Provided records:

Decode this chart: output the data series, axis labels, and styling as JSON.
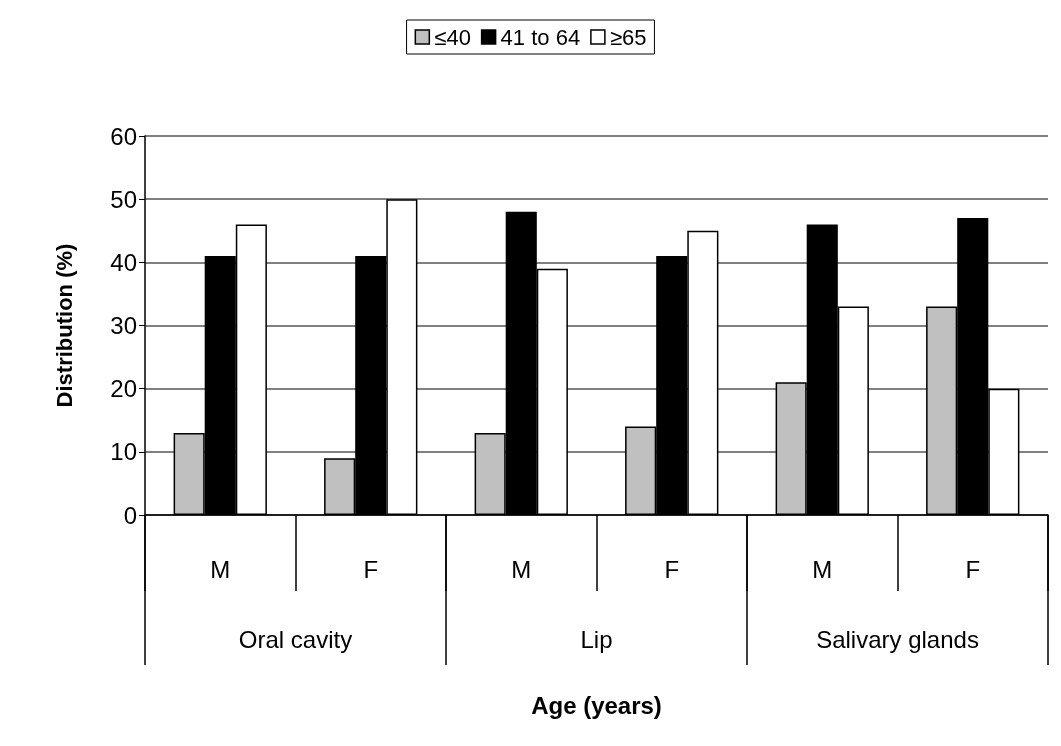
{
  "chart_data": {
    "type": "bar",
    "xlabel": "Age (years)",
    "ylabel": "Distribution (%)",
    "categories": [
      "M",
      "F",
      "M",
      "F",
      "M",
      "F"
    ],
    "annotations": [
      "Oral cavity",
      "Lip",
      "Salivary glands"
    ],
    "series": [
      {
        "name": "≤40",
        "color": "#c0c0c0",
        "values": [
          13,
          9,
          13,
          14,
          21,
          33
        ]
      },
      {
        "name": "41 to 64",
        "color": "#000000",
        "values": [
          41,
          41,
          48,
          41,
          46,
          47
        ]
      },
      {
        "name": "≥65",
        "color": "#ffffff",
        "values": [
          46,
          50,
          39,
          45,
          33,
          20
        ]
      }
    ],
    "ylim": [
      0,
      60
    ],
    "yticks": [
      0,
      10,
      20,
      30,
      40,
      50,
      60
    ],
    "grid": "y",
    "legend": "top"
  }
}
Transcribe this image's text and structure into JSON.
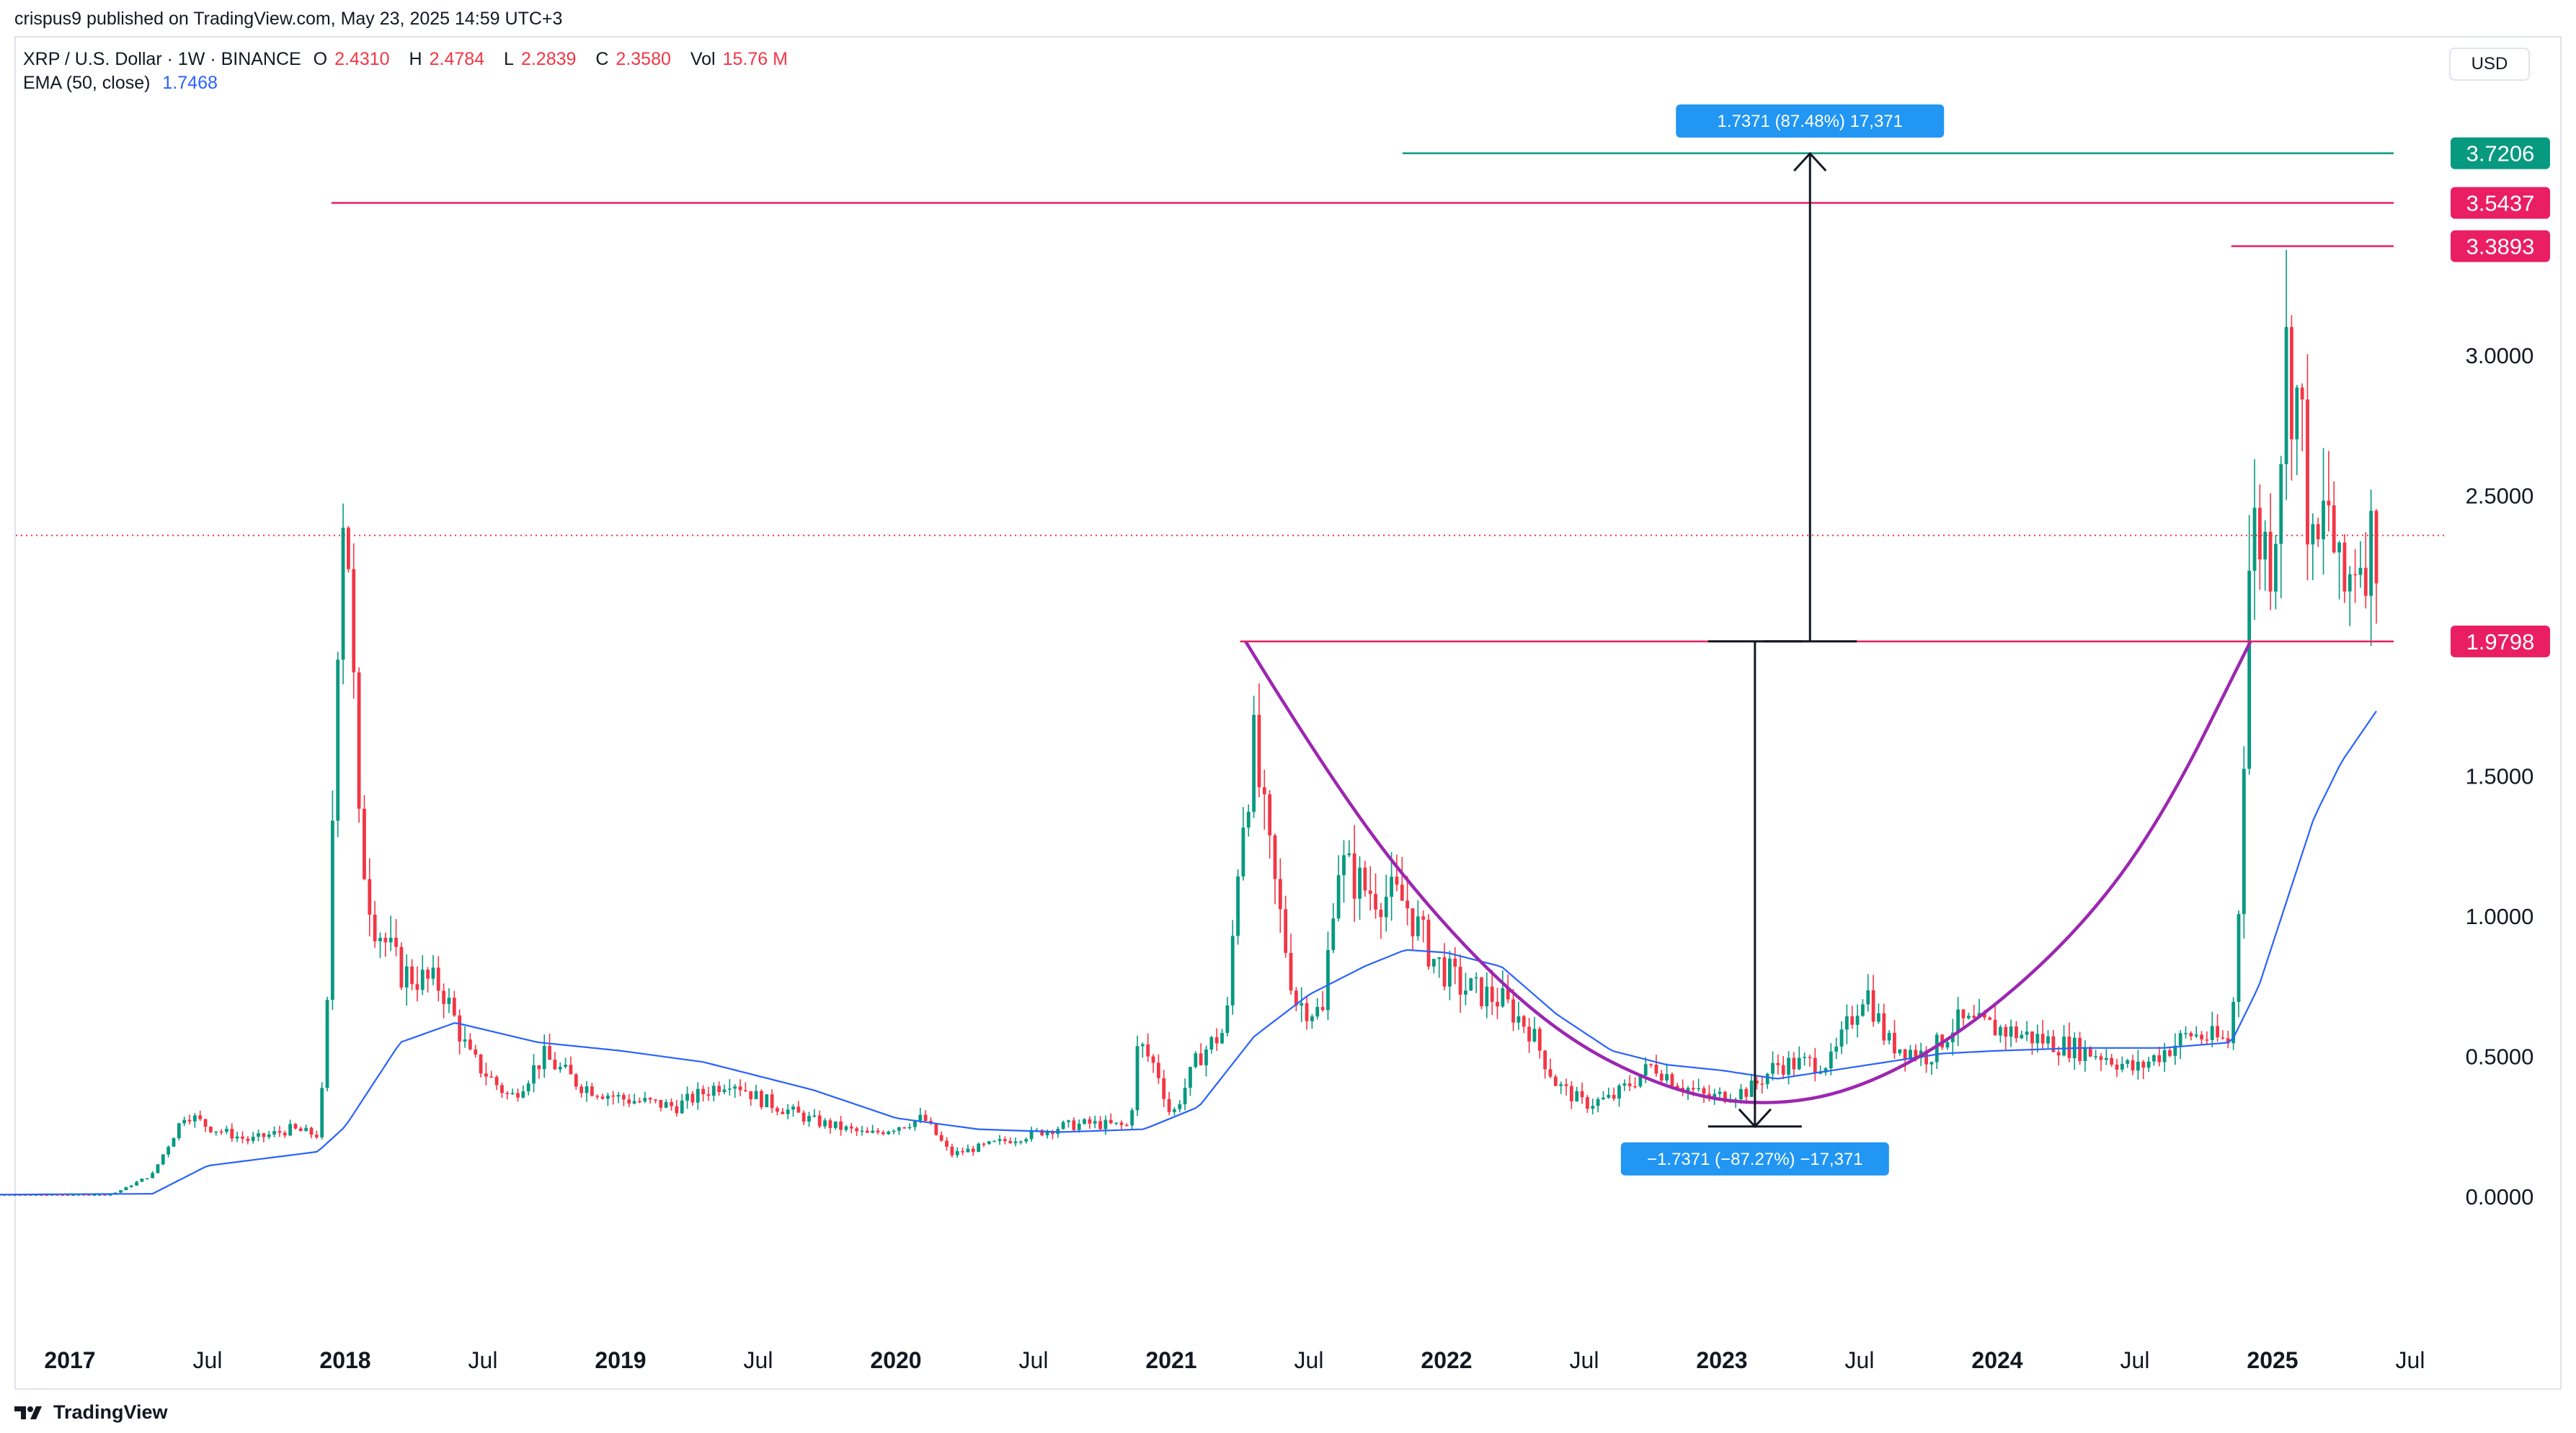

Written request: The records shown above are to be repeated exactly, with the pictures left out.

Solved problem:
Decode this chart: output the data series, axis labels, and styling as JSON.
{
  "chart_data": {
    "type": "bar",
    "xlabel": "Age (years)",
    "ylabel": "Distribution (%)",
    "categories": [
      "M",
      "F",
      "M",
      "F",
      "M",
      "F"
    ],
    "annotations": [
      "Oral cavity",
      "Lip",
      "Salivary glands"
    ],
    "series": [
      {
        "name": "≤40",
        "color": "#c0c0c0",
        "values": [
          13,
          9,
          13,
          14,
          21,
          33
        ]
      },
      {
        "name": "41 to 64",
        "color": "#000000",
        "values": [
          41,
          41,
          48,
          41,
          46,
          47
        ]
      },
      {
        "name": "≥65",
        "color": "#ffffff",
        "values": [
          46,
          50,
          39,
          45,
          33,
          20
        ]
      }
    ],
    "ylim": [
      0,
      60
    ],
    "yticks": [
      0,
      10,
      20,
      30,
      40,
      50,
      60
    ],
    "grid": "y",
    "legend": "top"
  }
}
Transcribe this image's text and structure into JSON.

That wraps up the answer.